#### Given problem
For the listing below, give the count of lines containing the string "switch" and nothing else.
== Data for the task
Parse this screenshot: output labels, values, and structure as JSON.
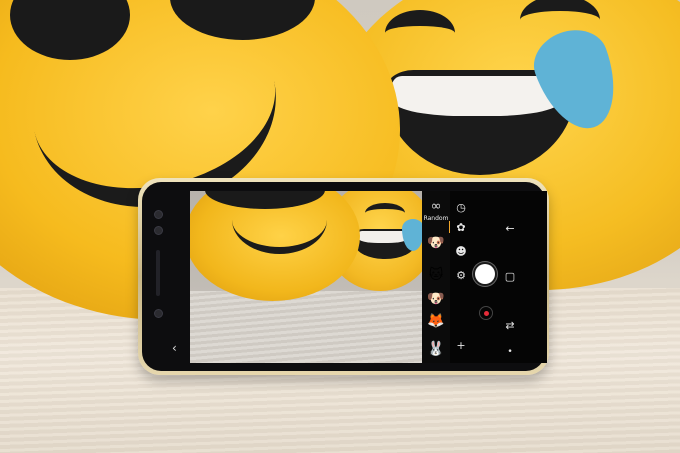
{
  "camera_ui": {
    "random_label": "Random",
    "icons": {
      "random": "infinity-icon",
      "timer": "timer-icon",
      "filters": "filters-icon",
      "settings": "gear-icon",
      "back": "back-arrow-icon",
      "switch_camera": "switch-camera-icon",
      "gallery": "gallery-icon",
      "add_sticker": "add-sticker-icon",
      "nav_back": "chevron-left-icon"
    },
    "stickers": [
      "🐶",
      "🐱",
      "🐶",
      "🦊",
      "🐰"
    ],
    "symbols": {
      "random": "∞",
      "timer": "◷",
      "filters": "✿",
      "settings": "⚙",
      "back": "←",
      "switch": "⇄",
      "gallery": "▢",
      "add": "+",
      "chevron": "‹",
      "dot": "•"
    },
    "colors": {
      "record": "#e62d3a",
      "selection": "#f2a72c"
    }
  }
}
====
#### Correct response
2